• Sonuç bulunamadı

2. GENEL BİLGİLER

2.4. Sosyal Gelişim Kuramları

2.4.3. Ekolojik Sistem Kuramı

Sistem yaklaşımı, odağı sosyal çevreye ve ailenin üzerine taşımıştır. Sosyal-ekoloji, gelişen birey ile onu çevreleyen ve etkin olarak içinde yer aldığı ortam ve bağlam arasındaki ilişkiyi inceler (82, 83). Bu bakış açısına göre insan, sistemler içinde yer alan bir sistem olarak ele alınmaktadır (82). Bronfenbrenner’ın bu kuramına göre, çocuğu anlamak için sosyal çevreyi de anlamak gerekmektedir (50, 84).

22 Şekil 2.4. Sosyal-Ekolojik Model (85)

Ekolojik Sistem Kuramında çevresel etmenlerin birbirleriyle ilişkisinin çocuğun gelişimine etkisi açıklanmıştır. Ekolojik kuram, insanların ait oldukları farklı alt-kültürleri incelemektedir. Bu alt-kültürler Şekil 1. de gösterildiği gibi mikrosistem, mezosistem, ekzosistem ve makrosistemdir. Bronfenbrenner’a göre çocuğun yüz yüze ya da doğrudan etkileşim içinde yaşadığı aile ve okul katmanı mikrosistemi oluşturmaktadır. Mezosistem, mikrosistem ve çeşitli bağlamlar arasındaki bağlantılar ve ilişkilerdir. Örneğin; bir çocuk okula başladığında hem okuldaki hem de evdeki etkinliklere katılması bu sistem içinde ele alınır. Egzosistem, çocuğun aktif olarak katılmadığı bir sosyal ortamın, aktif olduğu sosyal ortamındaki deneyim ve yaşantısını etkilemesidir. Çocuğun doğrudan yaşamadığı ancak aileyi etkileyen mikrosistemlerden oluşan ebeveynlerin işi, arkadaş çevresi gibi öğelerden oluşan egzosistemdir. En son katman ise çocuğun içinde yaşadığı toplumun değer ve tutumlar gibi kültürel boyutu ise makrosistemdir (50, 77, 86).

#### Verilen bilgiler:
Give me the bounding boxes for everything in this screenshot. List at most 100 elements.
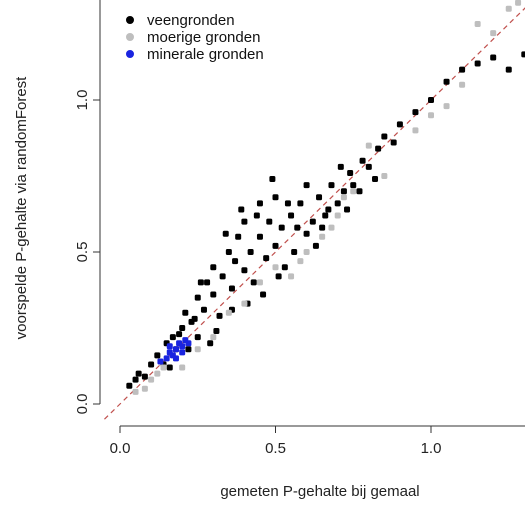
data-point: [325, 206, 332, 213]
data-point: [459, 66, 466, 73]
data-point: [319, 224, 326, 231]
data-point: [194, 334, 201, 341]
data-point: [247, 249, 254, 255]
data-point: [256, 279, 263, 286]
data-point: [256, 200, 263, 207]
data-point: [490, 30, 497, 37]
data-point: [505, 66, 512, 73]
data-point: [328, 224, 335, 231]
data-point: [505, 5, 512, 12]
data-point: [225, 309, 232, 316]
data-point: [459, 81, 466, 88]
data-point: [284, 200, 291, 207]
data-point: [319, 233, 326, 240]
data-point: [228, 285, 235, 292]
data-point: [204, 279, 211, 286]
data-point: [148, 361, 155, 368]
legend-label: moerige gronden: [147, 29, 260, 46]
data-point: [179, 349, 186, 356]
data-point: [443, 78, 450, 85]
x-axis-title: gemeten P-gehalte bij gemaal: [220, 483, 419, 500]
data-point: [232, 258, 239, 265]
data-point: [172, 346, 179, 353]
data-point: [179, 364, 186, 371]
data-point: [443, 103, 450, 110]
y-tick-label: 0.0: [74, 394, 91, 415]
data-point: [350, 188, 357, 195]
data-point: [337, 163, 344, 170]
data-point: [297, 200, 304, 207]
data-point: [350, 182, 357, 189]
data-point: [347, 169, 354, 176]
data-point: [263, 255, 270, 262]
data-point: [365, 142, 372, 149]
data-point: [126, 382, 133, 389]
data-point: [141, 385, 148, 392]
reference-line-layer: [104, 7, 525, 420]
data-point: [210, 334, 217, 341]
data-point: [390, 139, 397, 146]
data-point: [288, 273, 295, 280]
data-point: [359, 157, 366, 164]
data-point: [200, 306, 207, 313]
data-point: [272, 242, 279, 249]
data-point: [260, 291, 267, 298]
data-point: [396, 121, 403, 128]
data-point: [474, 21, 481, 27]
data-point: [334, 212, 341, 219]
data-point: [235, 233, 242, 240]
data-point: [157, 358, 164, 365]
y-tick-label: 0.5: [74, 242, 91, 263]
data-point: [272, 194, 279, 201]
legend-marker: [126, 16, 134, 24]
data-point: [166, 364, 173, 371]
data-point: [515, 0, 522, 6]
data-point: [241, 267, 248, 274]
data-point: [154, 370, 161, 377]
data-point: [241, 300, 248, 307]
data-point: [303, 249, 310, 255]
data-point: [266, 218, 273, 225]
data-point: [474, 60, 481, 67]
data-point: [166, 343, 173, 350]
data-point: [132, 376, 139, 383]
data-point: [356, 188, 363, 195]
data-point: [241, 218, 248, 225]
data-point: [219, 273, 226, 280]
data-point: [194, 294, 201, 301]
data-point: [169, 334, 176, 341]
data-point: [309, 218, 316, 225]
data-point: [328, 182, 335, 189]
data-point: [490, 54, 497, 61]
data-point: [272, 264, 279, 271]
data-point: [185, 340, 192, 347]
legend-label: minerale gronden: [147, 46, 264, 63]
data-point: [344, 206, 351, 213]
data-point: [316, 194, 323, 201]
data-point: [163, 355, 170, 362]
data-point: [428, 112, 434, 119]
data-point: [185, 346, 192, 353]
data-point: [216, 312, 223, 319]
data-point: [340, 194, 347, 201]
data-point: [412, 109, 419, 116]
data-point: [194, 346, 201, 353]
data-point: [225, 249, 232, 255]
reference-line-y-equals-x: [104, 7, 525, 420]
data-point: [222, 230, 229, 237]
data-point: [381, 133, 388, 140]
data-point: [278, 224, 285, 231]
data-point: [179, 343, 186, 350]
data-point: [148, 376, 155, 383]
y-tick-label: 1.0: [74, 90, 91, 111]
data-point: [160, 364, 167, 371]
data-point: [340, 188, 347, 195]
data-point: [179, 325, 186, 331]
series-moerige-gronden: [132, 0, 522, 395]
data-point: [210, 291, 217, 298]
data-point: [182, 309, 189, 316]
data-point: [191, 315, 198, 322]
data-point: [291, 249, 298, 255]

#### Alıştırma yönergeleri:
**A)** Ekolojik sistem kuramı metninde "Sistem yaklaşımı, odağı" ifadesinden "gerekmektedir (50, 84)." ifadesine kadar olan bölümü aynen kopyalayın.
**B)** Ekolojik sistem kuramı metnine göre Bronfenbrenner mikrosistemi hangi katman olarak tanımlar?
**C)** Ekolojik sistem kuramı metnini kaldığı yerden devam ettirin.
Kayıtlara bu çalışmada ihtiyaç yoktur.

#### Görevlerin yanıtları:
**A)**
Sistem yaklaşımı, odağı sosyal çevreye ve ailenin üzerine taşımıştır. Sosyal-ekoloji, gelişen birey ile onu çevreleyen ve etkin olarak içinde yer aldığı ortam ve bağlam arasındaki ilişkiyi inceler (82, 83). Bu bakış açısına göre insan, sistemler içinde yer alan bir sistem olarak ele alınmaktadır (82). Bronfenbrenner’ın bu kuramına göre, çocuğu anlamak için sosyal çevreyi de anlamak gerekmektedir (50, 84).

**B)** Çocuğun yüz yüze ya da doğrudan etkileşim içinde yaşadığı aile ve okul katmanı olarak tanımlar.

**C)**
23 2.4.4. Sosyal Bilişsel (Öğrenme) Kuramı

1977 yılında Albert Bandura tarafından ilk olarak “Sosyal Öğrenme Kuramı”, yapılan çalışmalarla “Sosyal Bilişsel Kuram” olarak adlandırılmıştır (50, 87). Albert Bandura bu kuramda zihinsel süreçler ile çevre ve davranış arasında önemli ilişkinin var olduğunu ve öğrenmenin başkalarını gözlemleme (taklit ve model alma) yoluyla gerçekleştiğini vurgulamıştır (50, 88).

Bandura, yeni doğan bir bebeğin refleksleri dışında tüm davranışların sosyal çevresiyle öğrenilmiş olduğunu ileri sürmektedir. Çevre ve bireyin kalıtsal özellikleri çocuğun sosyal gelişiminin biçimlenmesinde etkin bir rol oynamaktadır. Bandura ve Walters, prososyal davranışların pekiştireçler ve rol-modelden öğrenme yoluyla öğrenilebileceğini ifade etmişlerdir. Sosyal davranışların öğrenilmesinde ebeveyn tutumları, akran etkisi, kitle iletişim araçları ve sosyal normlar önemli bir unsurudur (50, 89).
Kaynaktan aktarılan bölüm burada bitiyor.